* [Goal]: Each line that includes the string "民间非营利组织会计制度" counts once; give the total and nothing else.

(Collected data entries)
* * *

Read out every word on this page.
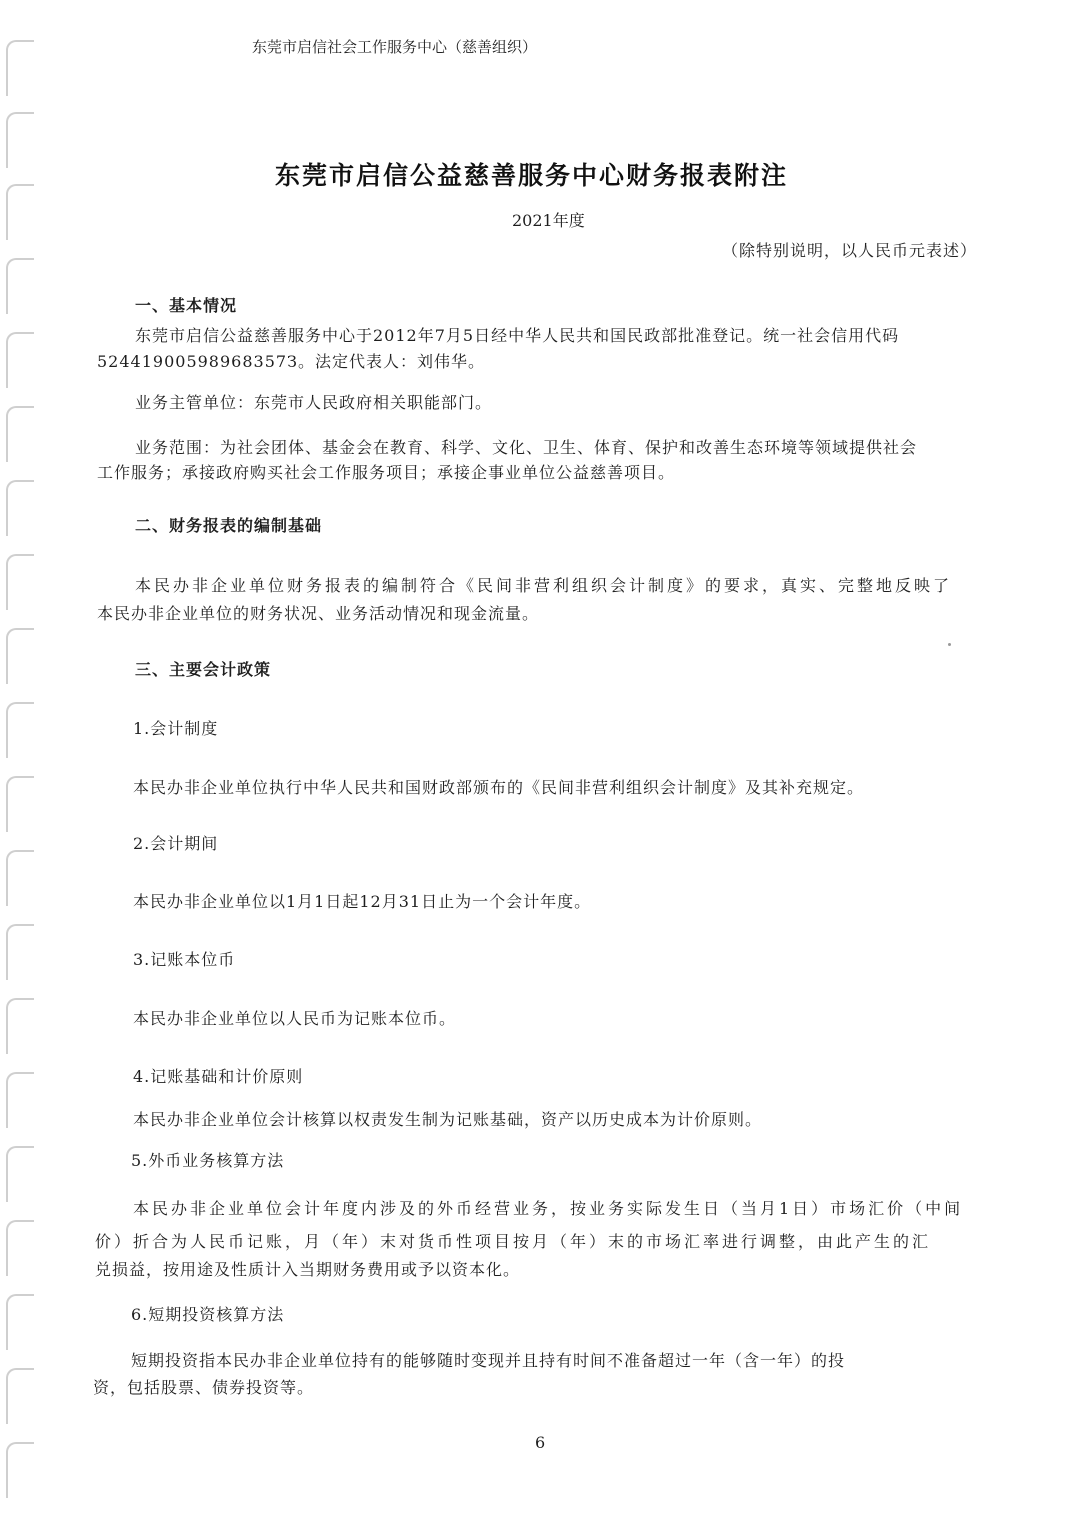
东莞市启信社会工作服务中心（慈善组织）
东莞市启信公益慈善服务中心财务报表附注
2021年度
（除特别说明，以人民币元表述）
一、基本情况
东莞市启信公益慈善服务中心于2012年7月5日经中华人民共和国民政部批准登记。统一社会信用代码
52441900598968357З。法定代表人：刘伟华。
业务主管单位：东莞市人民政府相关职能部门。
业务范围：为社会团体、基金会在教育、科学、文化、卫生、体育、保护和改善生态环境等领域提供社会
工作服务；承接政府购买社会工作服务项目；承接企事业单位公益慈善项目。
二、财务报表的编制基础
本民办非企业单位财务报表的编制符合《民间非营利组织会计制度》的要求，真实、完整地反映了
本民办非企业单位的财务状况、业务活动情况和现金流量。
三、主要会计政策
1.会计制度
本民办非企业单位执行中华人民共和国财政部颁布的《民间非营利组织会计制度》及其补充规定。
2.会计期间
本民办非企业单位以1月1日起12月31日止为一个会计年度。
3.记账本位币
本民办非企业单位以人民币为记账本位币。
4.记账基础和计价原则
本民办非企业单位会计核算以权责发生制为记账基础，资产以历史成本为计价原则。
5.外币业务核算方法
本民办非企业单位会计年度内涉及的外币经营业务，按业务实际发生日（当月1日）市场汇价（中间
价）折合为人民币记账，月（年）末对货币性项目按月（年）末的市场汇率进行调整，由此产生的汇
兑损益，按用途及性质计入当期财务费用或予以资本化。
6.短期投资核算方法
短期投资指本民办非企业单位持有的能够随时变现并且持有时间不准备超过一年（含一年）的投
资，包括股票、债券投资等。
6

* * *

* [Result of this task]: 2